Look through the lines below and extract any with the word "BiteByte".

# START OF GIVEN DATA

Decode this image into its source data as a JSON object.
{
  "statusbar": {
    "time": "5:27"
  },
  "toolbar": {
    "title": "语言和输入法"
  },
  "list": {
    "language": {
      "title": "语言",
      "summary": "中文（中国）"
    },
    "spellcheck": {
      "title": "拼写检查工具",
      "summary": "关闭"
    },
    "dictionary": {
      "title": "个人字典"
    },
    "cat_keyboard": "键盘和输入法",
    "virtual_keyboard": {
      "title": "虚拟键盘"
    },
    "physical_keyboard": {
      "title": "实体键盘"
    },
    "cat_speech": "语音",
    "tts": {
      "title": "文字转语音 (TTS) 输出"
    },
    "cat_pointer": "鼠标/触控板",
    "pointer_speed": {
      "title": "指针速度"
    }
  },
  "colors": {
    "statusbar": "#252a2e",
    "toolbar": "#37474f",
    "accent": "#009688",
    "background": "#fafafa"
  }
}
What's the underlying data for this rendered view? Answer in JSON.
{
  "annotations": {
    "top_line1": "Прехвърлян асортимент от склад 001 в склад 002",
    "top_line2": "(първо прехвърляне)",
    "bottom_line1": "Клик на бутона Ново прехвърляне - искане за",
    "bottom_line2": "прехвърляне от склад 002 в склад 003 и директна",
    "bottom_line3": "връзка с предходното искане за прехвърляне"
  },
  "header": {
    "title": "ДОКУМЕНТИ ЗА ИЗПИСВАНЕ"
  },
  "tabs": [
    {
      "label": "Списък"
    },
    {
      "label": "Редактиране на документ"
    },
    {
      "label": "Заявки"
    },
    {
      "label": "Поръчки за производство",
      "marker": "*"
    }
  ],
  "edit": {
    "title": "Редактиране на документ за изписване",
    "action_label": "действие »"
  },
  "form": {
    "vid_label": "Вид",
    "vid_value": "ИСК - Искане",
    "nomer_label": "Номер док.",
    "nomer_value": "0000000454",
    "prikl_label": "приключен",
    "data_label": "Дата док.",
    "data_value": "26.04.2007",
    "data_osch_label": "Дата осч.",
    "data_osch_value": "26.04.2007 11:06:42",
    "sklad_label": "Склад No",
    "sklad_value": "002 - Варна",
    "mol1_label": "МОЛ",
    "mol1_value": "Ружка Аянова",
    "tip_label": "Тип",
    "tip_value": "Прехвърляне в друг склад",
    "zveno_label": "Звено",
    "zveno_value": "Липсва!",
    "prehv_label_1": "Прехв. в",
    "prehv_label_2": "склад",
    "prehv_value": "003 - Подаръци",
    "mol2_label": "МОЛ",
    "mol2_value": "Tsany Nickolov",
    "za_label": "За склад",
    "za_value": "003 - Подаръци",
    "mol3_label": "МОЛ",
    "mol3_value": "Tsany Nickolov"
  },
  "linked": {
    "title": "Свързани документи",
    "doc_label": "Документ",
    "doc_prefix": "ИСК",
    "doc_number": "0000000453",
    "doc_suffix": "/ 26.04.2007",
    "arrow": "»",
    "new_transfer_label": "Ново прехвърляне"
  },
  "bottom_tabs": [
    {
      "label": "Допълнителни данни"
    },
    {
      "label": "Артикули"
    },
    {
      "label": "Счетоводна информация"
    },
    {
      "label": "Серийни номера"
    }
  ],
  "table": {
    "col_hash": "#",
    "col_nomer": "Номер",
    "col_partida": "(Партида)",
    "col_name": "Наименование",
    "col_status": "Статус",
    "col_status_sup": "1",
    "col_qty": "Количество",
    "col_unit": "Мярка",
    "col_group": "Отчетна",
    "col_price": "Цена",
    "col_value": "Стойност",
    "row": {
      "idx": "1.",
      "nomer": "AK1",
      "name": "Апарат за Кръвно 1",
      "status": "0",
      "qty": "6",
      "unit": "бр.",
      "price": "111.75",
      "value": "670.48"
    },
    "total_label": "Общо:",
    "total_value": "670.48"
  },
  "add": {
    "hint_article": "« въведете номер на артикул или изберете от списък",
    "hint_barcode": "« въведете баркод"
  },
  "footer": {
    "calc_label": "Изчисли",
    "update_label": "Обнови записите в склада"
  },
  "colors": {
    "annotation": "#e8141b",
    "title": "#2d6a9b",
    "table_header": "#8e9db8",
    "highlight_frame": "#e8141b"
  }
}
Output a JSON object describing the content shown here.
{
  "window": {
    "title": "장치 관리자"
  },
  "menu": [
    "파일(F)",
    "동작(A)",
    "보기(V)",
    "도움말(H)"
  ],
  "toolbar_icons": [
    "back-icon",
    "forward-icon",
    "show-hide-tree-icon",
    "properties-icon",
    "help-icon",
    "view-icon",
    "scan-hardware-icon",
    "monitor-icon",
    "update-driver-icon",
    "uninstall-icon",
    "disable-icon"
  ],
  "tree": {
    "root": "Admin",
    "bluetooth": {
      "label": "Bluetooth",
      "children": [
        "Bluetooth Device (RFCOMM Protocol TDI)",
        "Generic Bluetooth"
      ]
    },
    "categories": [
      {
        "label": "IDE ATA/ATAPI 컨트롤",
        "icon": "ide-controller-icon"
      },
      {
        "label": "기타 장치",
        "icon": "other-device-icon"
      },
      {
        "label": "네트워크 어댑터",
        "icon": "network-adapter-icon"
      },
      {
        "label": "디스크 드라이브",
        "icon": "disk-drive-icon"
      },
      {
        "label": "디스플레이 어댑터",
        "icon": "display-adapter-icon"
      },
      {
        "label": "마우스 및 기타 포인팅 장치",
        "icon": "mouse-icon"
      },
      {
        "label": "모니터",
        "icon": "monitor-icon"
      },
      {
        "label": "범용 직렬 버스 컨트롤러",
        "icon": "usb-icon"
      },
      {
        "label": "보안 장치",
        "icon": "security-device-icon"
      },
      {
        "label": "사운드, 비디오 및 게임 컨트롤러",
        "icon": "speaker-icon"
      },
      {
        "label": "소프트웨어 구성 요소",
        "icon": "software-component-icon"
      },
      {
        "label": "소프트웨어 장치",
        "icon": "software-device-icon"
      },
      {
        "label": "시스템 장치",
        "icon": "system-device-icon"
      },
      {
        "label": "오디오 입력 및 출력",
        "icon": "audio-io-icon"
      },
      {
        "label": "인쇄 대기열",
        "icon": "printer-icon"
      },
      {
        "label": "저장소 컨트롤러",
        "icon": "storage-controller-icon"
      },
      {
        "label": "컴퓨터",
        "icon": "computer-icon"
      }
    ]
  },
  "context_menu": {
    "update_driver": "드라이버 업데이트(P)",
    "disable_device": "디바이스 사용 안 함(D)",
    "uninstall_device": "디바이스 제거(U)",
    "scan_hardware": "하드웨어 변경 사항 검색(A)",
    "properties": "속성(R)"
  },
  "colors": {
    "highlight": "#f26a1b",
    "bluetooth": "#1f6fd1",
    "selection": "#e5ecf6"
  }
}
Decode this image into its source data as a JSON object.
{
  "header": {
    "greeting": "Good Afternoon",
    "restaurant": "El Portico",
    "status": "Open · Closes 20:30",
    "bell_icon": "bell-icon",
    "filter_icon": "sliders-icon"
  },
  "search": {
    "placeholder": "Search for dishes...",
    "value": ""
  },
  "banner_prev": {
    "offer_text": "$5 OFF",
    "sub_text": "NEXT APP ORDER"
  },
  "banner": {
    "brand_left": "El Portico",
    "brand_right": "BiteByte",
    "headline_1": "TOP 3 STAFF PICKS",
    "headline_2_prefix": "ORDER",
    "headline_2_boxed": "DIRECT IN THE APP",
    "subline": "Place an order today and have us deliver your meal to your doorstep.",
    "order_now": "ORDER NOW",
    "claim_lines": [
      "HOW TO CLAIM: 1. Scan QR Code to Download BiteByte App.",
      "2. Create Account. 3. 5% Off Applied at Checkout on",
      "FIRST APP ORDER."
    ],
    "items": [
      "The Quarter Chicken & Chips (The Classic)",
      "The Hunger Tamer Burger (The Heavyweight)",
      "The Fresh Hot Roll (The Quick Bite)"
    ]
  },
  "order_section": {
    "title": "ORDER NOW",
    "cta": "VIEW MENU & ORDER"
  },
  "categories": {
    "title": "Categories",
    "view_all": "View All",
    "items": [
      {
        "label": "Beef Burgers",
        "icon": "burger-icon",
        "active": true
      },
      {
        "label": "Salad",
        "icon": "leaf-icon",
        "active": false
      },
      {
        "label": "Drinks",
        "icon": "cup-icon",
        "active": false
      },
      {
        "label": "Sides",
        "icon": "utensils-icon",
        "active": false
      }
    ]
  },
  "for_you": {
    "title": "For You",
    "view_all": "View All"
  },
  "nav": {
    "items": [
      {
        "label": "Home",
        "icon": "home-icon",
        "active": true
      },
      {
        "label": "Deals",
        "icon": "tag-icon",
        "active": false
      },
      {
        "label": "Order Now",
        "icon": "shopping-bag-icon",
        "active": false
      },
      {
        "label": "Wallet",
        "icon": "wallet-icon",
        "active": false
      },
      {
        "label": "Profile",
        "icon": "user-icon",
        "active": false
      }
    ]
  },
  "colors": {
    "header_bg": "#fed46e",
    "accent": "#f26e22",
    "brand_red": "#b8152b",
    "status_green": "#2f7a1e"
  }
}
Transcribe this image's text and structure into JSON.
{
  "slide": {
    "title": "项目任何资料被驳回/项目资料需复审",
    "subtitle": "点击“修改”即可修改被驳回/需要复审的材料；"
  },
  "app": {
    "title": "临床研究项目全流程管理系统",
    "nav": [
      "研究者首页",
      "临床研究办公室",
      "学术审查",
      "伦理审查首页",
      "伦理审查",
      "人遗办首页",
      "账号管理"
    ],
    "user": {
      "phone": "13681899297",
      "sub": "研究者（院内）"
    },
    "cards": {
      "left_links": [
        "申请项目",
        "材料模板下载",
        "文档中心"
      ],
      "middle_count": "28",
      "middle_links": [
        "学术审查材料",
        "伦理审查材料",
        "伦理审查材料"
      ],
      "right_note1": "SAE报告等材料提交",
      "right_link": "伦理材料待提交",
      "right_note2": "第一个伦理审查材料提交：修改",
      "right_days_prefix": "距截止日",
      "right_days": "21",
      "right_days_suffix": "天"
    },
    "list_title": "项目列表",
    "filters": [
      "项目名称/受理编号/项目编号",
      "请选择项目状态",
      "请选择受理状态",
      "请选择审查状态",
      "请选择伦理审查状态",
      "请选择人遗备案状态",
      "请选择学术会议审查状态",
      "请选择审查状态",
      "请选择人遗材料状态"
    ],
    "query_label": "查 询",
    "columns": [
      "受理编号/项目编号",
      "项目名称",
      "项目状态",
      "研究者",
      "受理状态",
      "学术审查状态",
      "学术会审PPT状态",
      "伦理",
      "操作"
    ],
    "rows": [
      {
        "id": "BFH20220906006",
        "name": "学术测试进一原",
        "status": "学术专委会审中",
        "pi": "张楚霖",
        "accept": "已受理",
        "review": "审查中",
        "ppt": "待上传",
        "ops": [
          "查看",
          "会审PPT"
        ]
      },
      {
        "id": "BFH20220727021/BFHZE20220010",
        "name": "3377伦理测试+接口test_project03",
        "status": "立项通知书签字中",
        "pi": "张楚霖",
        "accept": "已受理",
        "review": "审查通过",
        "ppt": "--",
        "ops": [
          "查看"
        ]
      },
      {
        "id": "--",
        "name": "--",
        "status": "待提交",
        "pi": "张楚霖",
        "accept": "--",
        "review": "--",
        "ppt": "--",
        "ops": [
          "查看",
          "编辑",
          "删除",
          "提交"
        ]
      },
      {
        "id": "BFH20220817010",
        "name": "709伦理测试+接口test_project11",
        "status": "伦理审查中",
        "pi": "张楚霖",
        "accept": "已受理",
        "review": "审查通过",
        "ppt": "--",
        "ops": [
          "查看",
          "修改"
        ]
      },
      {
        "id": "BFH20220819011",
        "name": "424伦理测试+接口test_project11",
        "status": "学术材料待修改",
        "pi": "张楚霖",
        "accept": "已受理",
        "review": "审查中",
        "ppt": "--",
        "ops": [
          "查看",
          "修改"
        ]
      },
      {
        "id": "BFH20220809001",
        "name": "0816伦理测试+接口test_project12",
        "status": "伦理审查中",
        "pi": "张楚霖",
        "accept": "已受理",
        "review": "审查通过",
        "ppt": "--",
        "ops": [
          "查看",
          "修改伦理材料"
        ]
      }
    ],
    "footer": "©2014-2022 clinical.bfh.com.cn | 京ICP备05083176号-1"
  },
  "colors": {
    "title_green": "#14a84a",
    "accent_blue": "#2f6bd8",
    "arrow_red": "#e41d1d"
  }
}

# END OF GIVEN DATA

* [REPLY TO THE EXERCISE]:
    "brand_right": "BiteByte",
      "HOW TO CLAIM: 1. Scan QR Code to Download BiteByte App.",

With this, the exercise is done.